| Aim of the task |
Filter for the word "WBGT" and keep each matching line.
- - -
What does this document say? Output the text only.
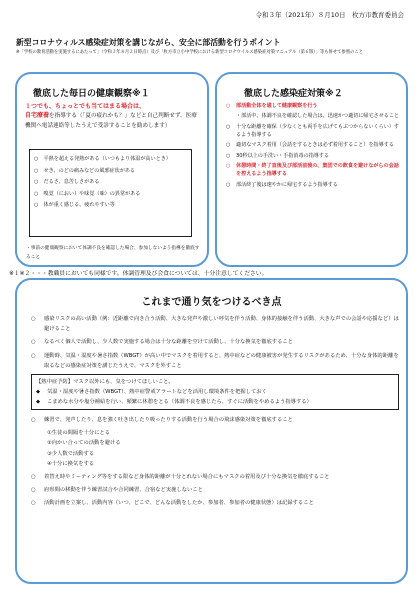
令和３年（2021年）８月10日　枚方市教育委員会
新型コロナウィルス感染症対策を講じながら、安全に部活動を行うポイント
※「学校の教育活動を実施するにあたって」（令和３年８月２日時点）及び「枚方市立小中学校における新型コロナウイルス感染症対策マニュアル（第６版）」等も併せて参照のこと
徹底した毎日の健康観察※１
１つでも、ちょっとでも当てはまる場合は、
自宅療養を指導する（「夏の疲れかも？」などと自己判断せず、医療機関へ電話連絡等したうえで受診することを勧めします）
○　平熱を超える発熱がある（いつもより体温が高いとき）
○　せき、のどの痛みなどの風邪症状がある
○　だるさ、息苦しさがある
○　嗅覚（におい）や味覚（味）の異常がある
○　体が重く感じる、疲れやすい等
・事前の健康観察において体調不良を確認した場合、参加しないよう指導を徹底すること
徹底した感染症対策※２
○	部活動全体を通して健康観察を行う
・部活中、体調不良を確認した場合は、迅速かつ適切に帰宅させること
○	十分な距離を確保（少なくとも両手を広げてもぶつからないくらい）するよう指導する
○	適切なマスク着用（会話をするときは必ず着用すること）を指導する
○	30秒以上の手洗い・手指消毒の指導する
○	休憩時間・終了直後及び部活前後の、集団での飲食を避けながらの会話を控えるよう指導する
○	部活終了後は速やかに帰宅するよう指導する
※１※２・・・教職員においても同様です。体調管理及び会食については、十分注意してください。
これまで通り気をつけるべき点
○	感染リスクの高い活動（例：近距離で向き合う活動、大きな発声や激しい呼気を伴う活動、身体的接触を伴う活動、大きな声での会話や応援など）は避けること
○	なるべく個人で活動し、少人数で実施する場合は十分な距離を空けて活動し、十分な換気を徹底すること
○	運動時、気温・湿度や暑さ指数（WBGT）が高い中でマスクを着用すると、熱中症などの健康被害が発生するリスクがあるため、十分な身体的距離を取るなどの感染症対策を講じたうえで、マスクを外すこと
【熱中症予防】マスク以外にも、気をつけてほしいこと。
◆	気温・湿度や暑さ指数（WBGT）、熱中症警戒アラートなどを活用し環境条件を把握しておく
◆	こまめな水分や塩分補給を行い、頻繁に休憩をとる（体調不良を感じたら、すぐに活動をやめるよう指導する）
○	練習で、発声したり、息を強く吐き出したり吸ったりする活動を行う場合の飛沫感染対策を徹底すること
①生徒の間隔を十分にとる
②向かい合っての活動を避ける
③少人数で活動する
④十分に換気をする
○	着替え時やミーティング等をする限など身体的距離が十分とれない場合にもマスクの着用及び十分な換気を徹底すること
○	府県間の移動を伴う練習試合や合同練習、合宿など実施しないこと
○	活動計画を立案し、活動内容（いつ、どこで、どんな活動をしたか、参加者、参加者の健康状態）は記録すること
- - -
| Response to the exercise |
○	運動時、気温・湿度や暑さ指数（WBGT）が高い中でマスクを着用すると、熱中症などの健康被害が発生するリスクがあるため、十分な身体的距離を取るなどの感染症対策を講じたうえで、マスクを外すこと
◆	気温・湿度や暑さ指数（WBGT）、熱中症警戒アラートなどを活用し環境条件を把握しておく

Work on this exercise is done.